**Task:** Provide an exact copy of the data, excluding the images.

[Lines of data]
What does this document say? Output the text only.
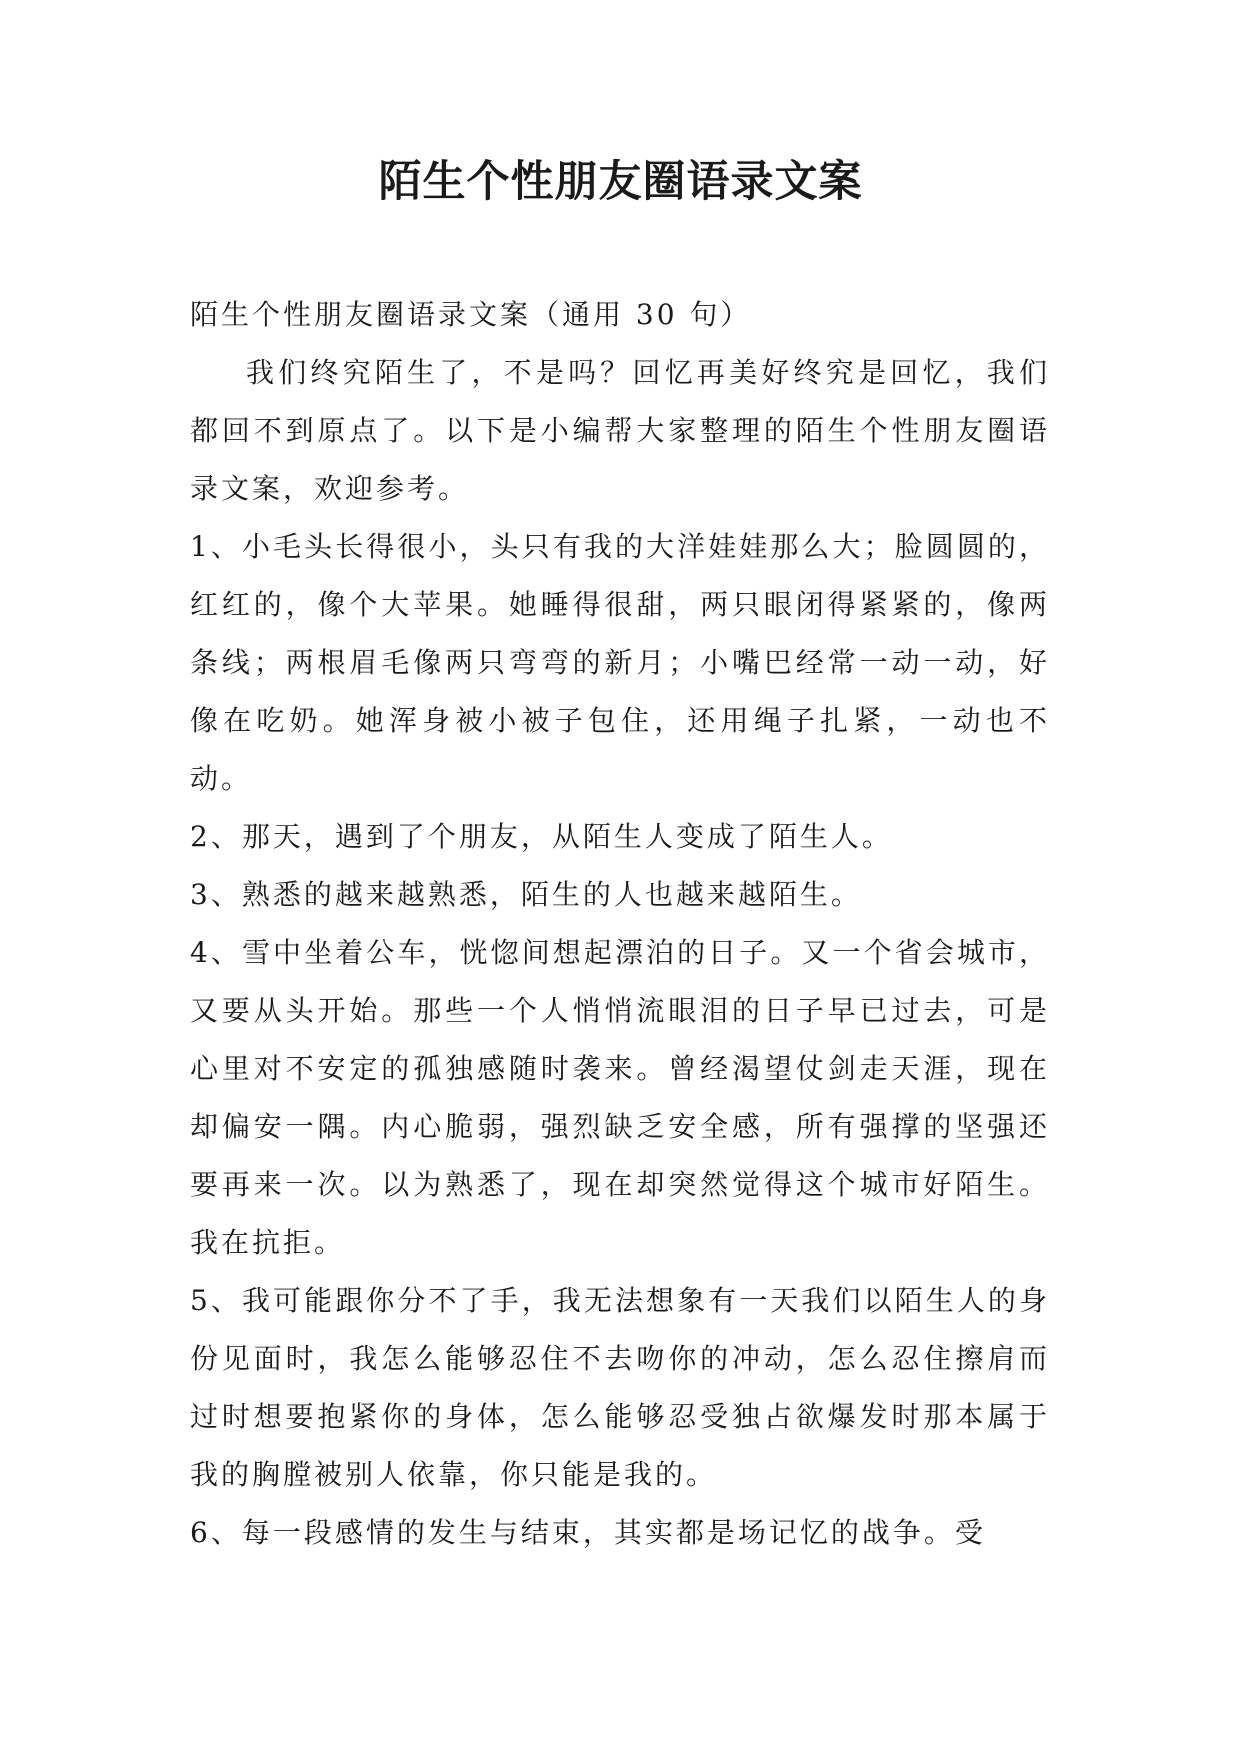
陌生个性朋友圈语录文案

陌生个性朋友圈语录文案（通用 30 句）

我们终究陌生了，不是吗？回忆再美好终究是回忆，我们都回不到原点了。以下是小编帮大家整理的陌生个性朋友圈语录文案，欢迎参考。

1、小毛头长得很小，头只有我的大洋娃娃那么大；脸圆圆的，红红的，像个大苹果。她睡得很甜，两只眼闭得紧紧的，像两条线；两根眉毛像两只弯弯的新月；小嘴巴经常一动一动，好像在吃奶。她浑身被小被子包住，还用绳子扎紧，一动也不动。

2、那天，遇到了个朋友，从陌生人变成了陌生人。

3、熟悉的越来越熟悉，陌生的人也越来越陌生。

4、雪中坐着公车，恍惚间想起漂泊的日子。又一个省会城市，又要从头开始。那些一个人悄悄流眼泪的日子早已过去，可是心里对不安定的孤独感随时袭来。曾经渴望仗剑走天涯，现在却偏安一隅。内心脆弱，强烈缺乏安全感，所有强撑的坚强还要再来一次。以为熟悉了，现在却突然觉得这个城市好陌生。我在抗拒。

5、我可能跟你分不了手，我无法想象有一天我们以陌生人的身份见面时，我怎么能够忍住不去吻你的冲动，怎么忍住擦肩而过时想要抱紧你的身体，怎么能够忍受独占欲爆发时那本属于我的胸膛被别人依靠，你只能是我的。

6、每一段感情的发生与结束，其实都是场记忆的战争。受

**Finished exercise:**
What does this document say? Output the text only.
陌生个性朋友圈语录文案

陌生个性朋友圈语录文案（通用 30 句）

我们终究陌生了，不是吗？回忆再美好终究是回忆，我们都回不到原点了。以下是小编帮大家整理的陌生个性朋友圈语录文案，欢迎参考。

1、小毛头长得很小，头只有我的大洋娃娃那么大；脸圆圆的，红红的，像个大苹果。她睡得很甜，两只眼闭得紧紧的，像两条线；两根眉毛像两只弯弯的新月；小嘴巴经常一动一动，好像在吃奶。她浑身被小被子包住，还用绳子扎紧，一动也不动。

2、那天，遇到了个朋友，从陌生人变成了陌生人。

3、熟悉的越来越熟悉，陌生的人也越来越陌生。

4、雪中坐着公车，恍惚间想起漂泊的日子。又一个省会城市，又要从头开始。那些一个人悄悄流眼泪的日子早已过去，可是心里对不安定的孤独感随时袭来。曾经渴望仗剑走天涯，现在却偏安一隅。内心脆弱，强烈缺乏安全感，所有强撑的坚强还要再来一次。以为熟悉了，现在却突然觉得这个城市好陌生。我在抗拒。

5、我可能跟你分不了手，我无法想象有一天我们以陌生人的身份见面时，我怎么能够忍住不去吻你的冲动，怎么忍住擦肩而过时想要抱紧你的身体，怎么能够忍受独占欲爆发时那本属于我的胸膛被别人依靠，你只能是我的。

6、每一段感情的发生与结束，其实都是场记忆的战争。受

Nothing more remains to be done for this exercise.